Raw records start

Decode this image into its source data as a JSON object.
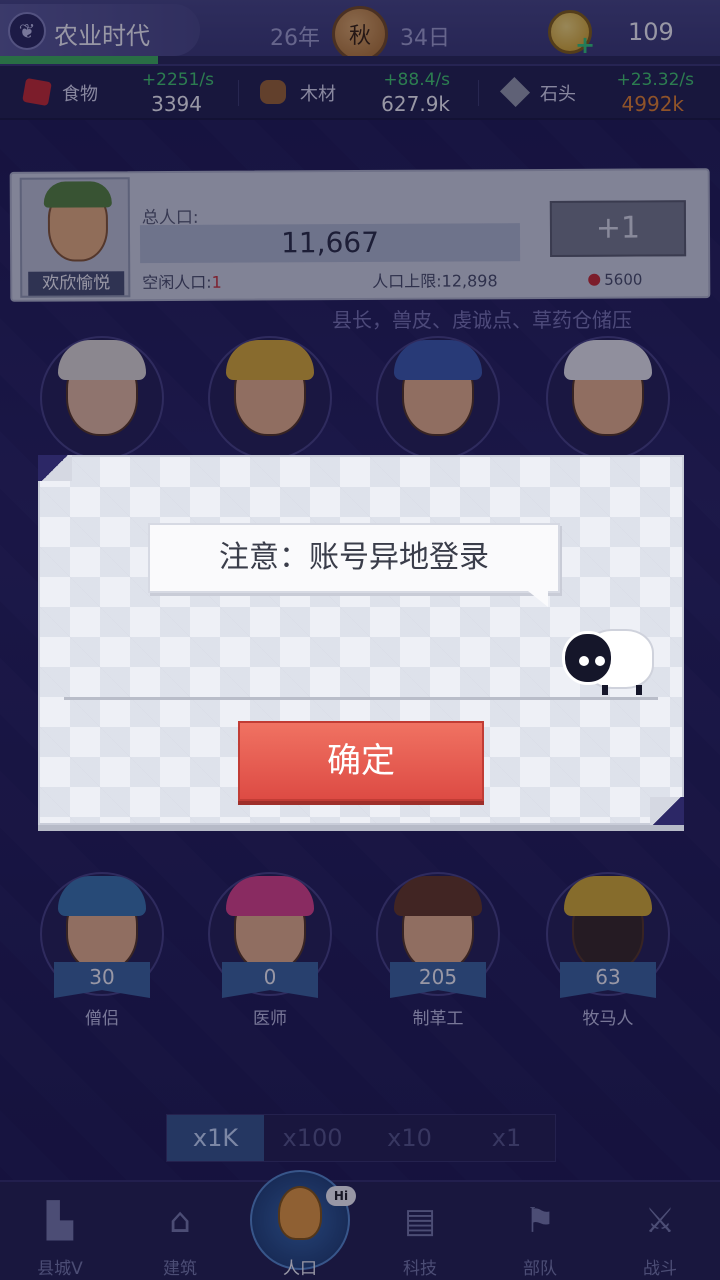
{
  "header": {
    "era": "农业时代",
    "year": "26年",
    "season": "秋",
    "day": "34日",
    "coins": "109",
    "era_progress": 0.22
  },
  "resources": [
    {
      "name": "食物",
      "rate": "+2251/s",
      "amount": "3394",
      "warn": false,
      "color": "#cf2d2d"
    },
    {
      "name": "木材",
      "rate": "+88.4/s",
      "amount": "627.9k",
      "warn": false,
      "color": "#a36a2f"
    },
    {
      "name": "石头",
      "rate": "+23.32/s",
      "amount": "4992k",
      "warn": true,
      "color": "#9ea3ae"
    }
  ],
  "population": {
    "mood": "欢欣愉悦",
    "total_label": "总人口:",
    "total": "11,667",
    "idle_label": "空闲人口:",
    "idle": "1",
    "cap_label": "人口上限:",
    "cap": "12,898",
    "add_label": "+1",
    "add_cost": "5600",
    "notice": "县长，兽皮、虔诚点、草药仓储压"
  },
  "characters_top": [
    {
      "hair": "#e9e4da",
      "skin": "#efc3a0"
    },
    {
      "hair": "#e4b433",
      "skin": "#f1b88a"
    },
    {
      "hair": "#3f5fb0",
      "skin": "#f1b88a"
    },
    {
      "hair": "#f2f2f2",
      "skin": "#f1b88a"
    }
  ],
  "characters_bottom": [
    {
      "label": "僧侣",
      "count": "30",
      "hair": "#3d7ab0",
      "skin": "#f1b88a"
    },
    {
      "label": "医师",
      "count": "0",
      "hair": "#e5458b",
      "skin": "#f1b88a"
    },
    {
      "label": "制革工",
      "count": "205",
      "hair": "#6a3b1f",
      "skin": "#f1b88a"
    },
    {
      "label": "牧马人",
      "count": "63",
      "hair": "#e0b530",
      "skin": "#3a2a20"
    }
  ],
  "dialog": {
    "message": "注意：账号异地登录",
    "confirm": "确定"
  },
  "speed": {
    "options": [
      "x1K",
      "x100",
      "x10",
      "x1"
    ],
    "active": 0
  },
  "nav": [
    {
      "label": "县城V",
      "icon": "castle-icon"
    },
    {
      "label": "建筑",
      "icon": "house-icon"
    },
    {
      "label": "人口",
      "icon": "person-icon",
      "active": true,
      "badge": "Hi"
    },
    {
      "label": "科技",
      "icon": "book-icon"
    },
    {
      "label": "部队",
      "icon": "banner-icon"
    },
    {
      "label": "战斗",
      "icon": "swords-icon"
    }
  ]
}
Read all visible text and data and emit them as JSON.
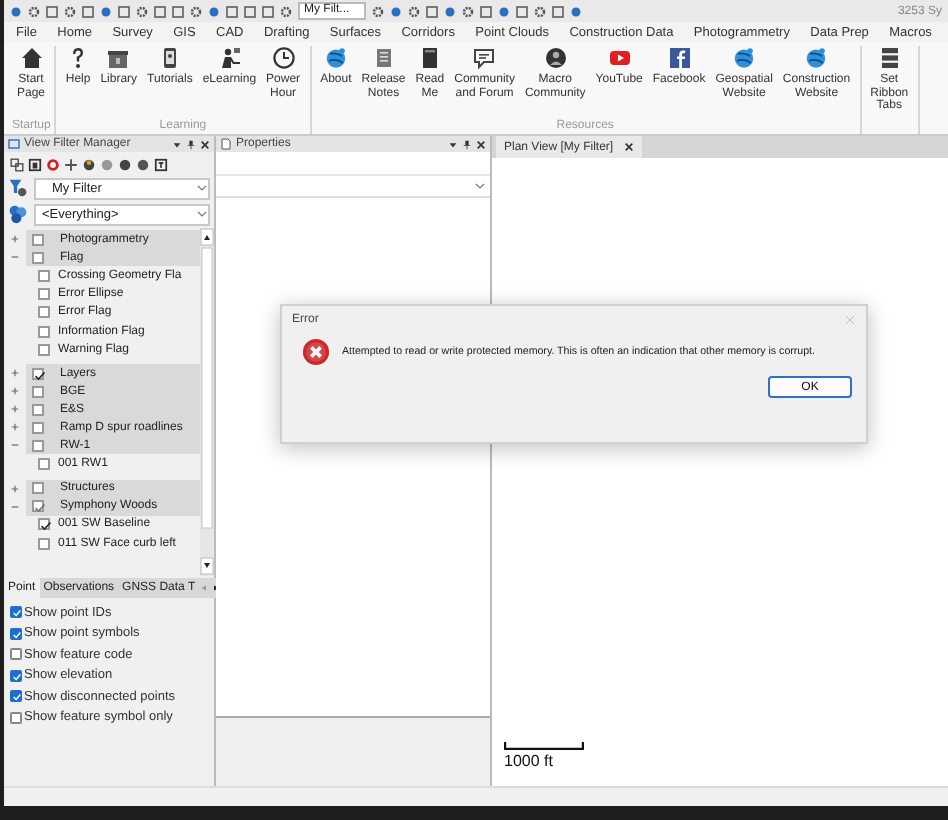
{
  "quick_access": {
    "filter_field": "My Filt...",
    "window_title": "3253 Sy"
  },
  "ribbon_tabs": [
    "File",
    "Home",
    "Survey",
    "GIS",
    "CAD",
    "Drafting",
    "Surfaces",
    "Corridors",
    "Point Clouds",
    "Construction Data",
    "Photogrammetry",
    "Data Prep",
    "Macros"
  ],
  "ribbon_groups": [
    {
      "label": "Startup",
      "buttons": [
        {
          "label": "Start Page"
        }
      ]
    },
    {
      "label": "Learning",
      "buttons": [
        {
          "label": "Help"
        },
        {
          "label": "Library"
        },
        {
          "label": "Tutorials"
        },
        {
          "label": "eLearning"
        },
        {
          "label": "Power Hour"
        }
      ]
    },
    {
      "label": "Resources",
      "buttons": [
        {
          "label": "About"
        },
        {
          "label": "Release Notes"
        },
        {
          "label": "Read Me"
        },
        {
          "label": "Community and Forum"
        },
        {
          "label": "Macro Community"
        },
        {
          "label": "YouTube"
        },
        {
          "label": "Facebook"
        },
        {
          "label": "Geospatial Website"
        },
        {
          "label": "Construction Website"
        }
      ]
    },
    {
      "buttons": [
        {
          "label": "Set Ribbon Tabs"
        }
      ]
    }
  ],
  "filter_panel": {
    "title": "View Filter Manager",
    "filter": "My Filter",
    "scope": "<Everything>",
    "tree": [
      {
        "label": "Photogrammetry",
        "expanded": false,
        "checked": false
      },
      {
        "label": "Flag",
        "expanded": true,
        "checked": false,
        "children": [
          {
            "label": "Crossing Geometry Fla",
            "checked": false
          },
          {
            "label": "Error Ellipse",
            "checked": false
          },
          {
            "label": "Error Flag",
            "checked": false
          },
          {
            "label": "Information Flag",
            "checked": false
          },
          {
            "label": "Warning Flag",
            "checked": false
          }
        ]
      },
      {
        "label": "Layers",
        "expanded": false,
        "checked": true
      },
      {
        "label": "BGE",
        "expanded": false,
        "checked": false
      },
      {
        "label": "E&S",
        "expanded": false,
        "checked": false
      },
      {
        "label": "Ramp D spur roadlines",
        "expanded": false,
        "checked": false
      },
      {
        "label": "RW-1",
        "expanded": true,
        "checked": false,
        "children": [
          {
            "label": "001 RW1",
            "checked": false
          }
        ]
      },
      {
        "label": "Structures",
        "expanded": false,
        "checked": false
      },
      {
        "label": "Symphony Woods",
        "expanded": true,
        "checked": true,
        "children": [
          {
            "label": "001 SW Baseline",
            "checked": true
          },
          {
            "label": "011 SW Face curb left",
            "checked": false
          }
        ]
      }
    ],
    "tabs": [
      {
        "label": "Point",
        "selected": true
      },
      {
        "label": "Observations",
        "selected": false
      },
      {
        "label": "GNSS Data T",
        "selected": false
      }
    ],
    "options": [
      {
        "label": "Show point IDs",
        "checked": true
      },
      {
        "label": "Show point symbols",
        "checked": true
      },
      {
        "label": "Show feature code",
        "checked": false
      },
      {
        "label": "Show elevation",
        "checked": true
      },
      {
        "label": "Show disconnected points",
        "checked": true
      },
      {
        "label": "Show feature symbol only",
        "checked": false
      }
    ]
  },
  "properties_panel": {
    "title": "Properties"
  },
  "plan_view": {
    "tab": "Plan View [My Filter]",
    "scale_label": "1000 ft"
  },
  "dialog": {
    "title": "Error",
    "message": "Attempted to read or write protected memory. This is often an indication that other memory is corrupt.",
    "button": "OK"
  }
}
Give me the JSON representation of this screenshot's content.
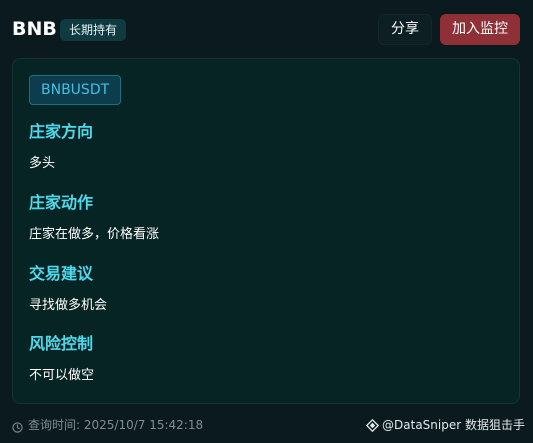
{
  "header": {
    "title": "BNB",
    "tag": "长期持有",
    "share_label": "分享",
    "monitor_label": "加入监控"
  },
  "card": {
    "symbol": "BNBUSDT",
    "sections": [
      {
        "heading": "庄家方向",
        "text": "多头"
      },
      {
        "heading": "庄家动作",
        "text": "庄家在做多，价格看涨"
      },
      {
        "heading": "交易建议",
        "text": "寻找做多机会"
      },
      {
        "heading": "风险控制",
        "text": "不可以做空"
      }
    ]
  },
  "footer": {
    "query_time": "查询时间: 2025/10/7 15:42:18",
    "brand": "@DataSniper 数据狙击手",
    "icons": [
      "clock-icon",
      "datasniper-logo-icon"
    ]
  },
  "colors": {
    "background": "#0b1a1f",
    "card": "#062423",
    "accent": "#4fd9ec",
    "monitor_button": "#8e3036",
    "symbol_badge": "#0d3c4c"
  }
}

Raw records end

◆ **Written exercise**: Look through the entries and return every line where "hair" appears.

◆ **Written answer**:
      "hair": "#e9e4da",
      "hair": "#e4b433",
      "hair": "#3f5fb0",
      "hair": "#f2f2f2",
      "hair": "#3d7ab0",
      "hair": "#e5458b",
      "hair": "#6a3b1f",
      "hair": "#e0b530",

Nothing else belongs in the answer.